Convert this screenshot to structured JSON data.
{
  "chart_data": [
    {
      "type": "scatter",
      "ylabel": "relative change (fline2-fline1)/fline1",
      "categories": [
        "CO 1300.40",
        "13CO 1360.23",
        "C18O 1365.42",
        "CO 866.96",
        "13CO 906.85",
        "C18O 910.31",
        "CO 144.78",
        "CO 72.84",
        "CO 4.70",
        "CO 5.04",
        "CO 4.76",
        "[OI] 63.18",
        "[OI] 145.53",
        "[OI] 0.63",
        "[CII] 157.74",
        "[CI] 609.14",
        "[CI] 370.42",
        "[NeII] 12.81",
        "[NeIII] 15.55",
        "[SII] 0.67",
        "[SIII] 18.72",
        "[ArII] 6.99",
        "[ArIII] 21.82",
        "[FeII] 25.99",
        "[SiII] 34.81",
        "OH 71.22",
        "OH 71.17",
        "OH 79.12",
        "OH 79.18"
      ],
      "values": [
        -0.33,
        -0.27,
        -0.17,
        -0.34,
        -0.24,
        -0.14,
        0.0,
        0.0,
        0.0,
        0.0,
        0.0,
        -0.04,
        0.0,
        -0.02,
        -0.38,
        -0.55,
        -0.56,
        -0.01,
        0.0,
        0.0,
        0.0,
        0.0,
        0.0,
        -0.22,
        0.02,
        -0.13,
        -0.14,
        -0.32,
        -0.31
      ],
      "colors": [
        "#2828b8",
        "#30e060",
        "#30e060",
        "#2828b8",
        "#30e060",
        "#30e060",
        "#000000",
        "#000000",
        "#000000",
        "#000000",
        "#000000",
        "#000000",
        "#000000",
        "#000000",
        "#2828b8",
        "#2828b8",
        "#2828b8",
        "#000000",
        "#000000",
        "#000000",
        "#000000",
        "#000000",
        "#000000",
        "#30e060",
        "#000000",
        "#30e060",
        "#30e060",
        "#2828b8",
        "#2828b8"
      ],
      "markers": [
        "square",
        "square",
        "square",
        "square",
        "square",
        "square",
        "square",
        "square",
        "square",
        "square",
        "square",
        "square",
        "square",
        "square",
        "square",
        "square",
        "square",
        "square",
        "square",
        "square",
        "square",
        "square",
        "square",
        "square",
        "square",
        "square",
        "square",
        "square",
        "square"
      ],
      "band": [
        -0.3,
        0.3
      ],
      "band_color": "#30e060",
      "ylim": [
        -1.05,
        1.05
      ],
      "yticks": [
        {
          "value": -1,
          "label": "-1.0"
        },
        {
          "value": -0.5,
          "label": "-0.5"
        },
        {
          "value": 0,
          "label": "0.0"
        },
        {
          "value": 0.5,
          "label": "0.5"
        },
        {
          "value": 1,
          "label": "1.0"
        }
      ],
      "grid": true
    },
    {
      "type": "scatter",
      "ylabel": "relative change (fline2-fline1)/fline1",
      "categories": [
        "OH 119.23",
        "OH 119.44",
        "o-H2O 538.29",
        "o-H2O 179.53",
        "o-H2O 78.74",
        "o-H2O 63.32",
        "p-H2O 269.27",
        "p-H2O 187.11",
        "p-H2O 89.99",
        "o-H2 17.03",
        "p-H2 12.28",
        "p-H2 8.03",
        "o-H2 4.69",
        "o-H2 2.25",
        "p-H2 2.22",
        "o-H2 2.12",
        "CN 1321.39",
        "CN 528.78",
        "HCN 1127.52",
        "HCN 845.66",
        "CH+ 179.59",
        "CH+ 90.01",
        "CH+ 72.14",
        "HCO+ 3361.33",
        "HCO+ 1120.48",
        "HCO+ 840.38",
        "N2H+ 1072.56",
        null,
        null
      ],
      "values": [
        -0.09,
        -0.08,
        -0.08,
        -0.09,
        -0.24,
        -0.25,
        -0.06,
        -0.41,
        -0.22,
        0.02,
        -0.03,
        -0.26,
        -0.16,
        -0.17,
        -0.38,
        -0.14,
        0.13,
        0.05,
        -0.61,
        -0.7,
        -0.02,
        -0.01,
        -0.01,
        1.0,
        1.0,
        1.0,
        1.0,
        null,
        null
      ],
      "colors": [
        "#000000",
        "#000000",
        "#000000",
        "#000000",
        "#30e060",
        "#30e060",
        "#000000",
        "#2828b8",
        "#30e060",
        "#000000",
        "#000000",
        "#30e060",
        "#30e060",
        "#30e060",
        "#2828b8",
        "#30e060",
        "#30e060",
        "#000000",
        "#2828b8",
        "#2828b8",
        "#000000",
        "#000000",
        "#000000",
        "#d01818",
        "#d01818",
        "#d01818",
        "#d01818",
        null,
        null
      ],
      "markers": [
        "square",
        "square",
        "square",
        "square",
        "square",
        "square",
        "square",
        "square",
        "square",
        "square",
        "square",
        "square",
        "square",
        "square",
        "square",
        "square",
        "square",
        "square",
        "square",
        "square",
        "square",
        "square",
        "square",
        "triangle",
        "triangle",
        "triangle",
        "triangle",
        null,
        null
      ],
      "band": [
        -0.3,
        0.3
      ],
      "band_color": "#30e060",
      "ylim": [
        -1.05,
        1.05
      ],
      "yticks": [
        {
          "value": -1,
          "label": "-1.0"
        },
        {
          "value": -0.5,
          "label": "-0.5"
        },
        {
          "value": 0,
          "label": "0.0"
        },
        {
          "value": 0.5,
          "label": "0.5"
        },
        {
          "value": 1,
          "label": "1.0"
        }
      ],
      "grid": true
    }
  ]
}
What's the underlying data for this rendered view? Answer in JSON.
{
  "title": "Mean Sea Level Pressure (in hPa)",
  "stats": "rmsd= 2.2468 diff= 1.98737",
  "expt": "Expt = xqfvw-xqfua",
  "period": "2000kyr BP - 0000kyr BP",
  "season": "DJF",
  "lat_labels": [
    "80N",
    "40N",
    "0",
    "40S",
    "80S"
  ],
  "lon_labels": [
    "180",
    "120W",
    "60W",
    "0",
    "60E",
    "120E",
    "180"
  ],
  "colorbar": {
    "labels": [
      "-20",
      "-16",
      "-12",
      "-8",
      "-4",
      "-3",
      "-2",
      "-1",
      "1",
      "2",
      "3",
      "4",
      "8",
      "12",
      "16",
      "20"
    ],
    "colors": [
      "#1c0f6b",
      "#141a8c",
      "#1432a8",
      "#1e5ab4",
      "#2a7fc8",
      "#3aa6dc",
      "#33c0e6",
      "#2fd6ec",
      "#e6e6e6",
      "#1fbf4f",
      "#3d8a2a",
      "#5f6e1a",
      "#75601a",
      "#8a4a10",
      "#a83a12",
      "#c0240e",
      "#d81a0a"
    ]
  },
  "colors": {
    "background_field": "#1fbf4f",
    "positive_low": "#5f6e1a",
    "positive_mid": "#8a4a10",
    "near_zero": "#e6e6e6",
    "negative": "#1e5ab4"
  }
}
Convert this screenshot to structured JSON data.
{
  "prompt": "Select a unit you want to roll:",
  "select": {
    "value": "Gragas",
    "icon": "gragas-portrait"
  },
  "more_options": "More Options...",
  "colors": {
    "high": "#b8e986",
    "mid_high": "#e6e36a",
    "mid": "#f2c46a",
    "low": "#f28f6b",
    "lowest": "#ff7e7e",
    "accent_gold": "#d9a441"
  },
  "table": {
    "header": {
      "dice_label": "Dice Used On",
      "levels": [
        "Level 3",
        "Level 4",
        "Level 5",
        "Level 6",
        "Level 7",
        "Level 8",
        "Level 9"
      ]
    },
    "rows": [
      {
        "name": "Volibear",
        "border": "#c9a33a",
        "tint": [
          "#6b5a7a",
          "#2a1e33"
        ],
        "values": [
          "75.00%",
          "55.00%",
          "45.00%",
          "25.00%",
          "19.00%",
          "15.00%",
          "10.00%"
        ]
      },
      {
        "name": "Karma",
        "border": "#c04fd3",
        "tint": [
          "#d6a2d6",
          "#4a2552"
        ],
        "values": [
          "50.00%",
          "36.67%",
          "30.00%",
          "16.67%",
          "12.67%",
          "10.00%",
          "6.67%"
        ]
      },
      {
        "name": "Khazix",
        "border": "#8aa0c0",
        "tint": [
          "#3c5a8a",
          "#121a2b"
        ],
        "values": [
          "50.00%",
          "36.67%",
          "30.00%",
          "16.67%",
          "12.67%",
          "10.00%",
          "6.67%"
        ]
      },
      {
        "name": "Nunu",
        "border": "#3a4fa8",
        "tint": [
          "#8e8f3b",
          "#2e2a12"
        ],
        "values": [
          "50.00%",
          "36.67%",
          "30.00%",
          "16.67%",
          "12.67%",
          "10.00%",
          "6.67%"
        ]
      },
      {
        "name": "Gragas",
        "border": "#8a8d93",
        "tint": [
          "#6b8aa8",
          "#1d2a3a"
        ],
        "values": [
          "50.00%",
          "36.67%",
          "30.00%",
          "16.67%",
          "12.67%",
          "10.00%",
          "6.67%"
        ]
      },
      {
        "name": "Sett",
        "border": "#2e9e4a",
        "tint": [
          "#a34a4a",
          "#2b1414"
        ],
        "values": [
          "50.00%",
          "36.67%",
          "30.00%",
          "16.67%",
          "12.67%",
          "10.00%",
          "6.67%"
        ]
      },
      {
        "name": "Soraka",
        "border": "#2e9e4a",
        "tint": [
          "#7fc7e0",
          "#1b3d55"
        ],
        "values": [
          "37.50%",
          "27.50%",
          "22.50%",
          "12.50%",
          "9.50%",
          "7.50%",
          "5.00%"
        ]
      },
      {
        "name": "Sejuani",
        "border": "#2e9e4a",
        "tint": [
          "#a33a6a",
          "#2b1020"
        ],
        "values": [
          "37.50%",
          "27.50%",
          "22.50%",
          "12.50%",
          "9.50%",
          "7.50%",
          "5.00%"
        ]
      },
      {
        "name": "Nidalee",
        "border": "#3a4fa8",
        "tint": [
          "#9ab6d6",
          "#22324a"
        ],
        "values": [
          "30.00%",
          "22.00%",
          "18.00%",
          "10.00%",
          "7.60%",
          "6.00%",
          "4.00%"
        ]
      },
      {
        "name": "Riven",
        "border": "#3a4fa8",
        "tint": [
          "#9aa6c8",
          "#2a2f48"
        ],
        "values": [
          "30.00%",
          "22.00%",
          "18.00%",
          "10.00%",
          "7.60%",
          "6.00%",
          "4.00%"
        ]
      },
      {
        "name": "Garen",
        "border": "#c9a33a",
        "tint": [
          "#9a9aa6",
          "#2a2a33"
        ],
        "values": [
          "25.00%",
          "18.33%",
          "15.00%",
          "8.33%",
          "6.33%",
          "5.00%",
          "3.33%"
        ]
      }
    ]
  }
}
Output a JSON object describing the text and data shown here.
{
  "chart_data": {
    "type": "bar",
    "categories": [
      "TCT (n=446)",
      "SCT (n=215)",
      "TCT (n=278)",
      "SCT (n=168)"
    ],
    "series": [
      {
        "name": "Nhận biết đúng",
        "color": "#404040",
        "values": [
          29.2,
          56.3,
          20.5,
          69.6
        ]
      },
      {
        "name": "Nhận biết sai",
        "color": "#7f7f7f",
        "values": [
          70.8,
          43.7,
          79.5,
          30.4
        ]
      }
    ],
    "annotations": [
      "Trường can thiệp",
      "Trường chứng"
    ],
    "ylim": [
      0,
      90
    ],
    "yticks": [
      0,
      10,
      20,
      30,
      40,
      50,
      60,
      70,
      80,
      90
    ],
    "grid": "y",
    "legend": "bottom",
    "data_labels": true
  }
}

### DO THIS
Above are the records. Identify each line that contains the word "Nhận".

### TASK ANSWER
        "name": "Nhận biết đúng",
        "name": "Nhận biết sai",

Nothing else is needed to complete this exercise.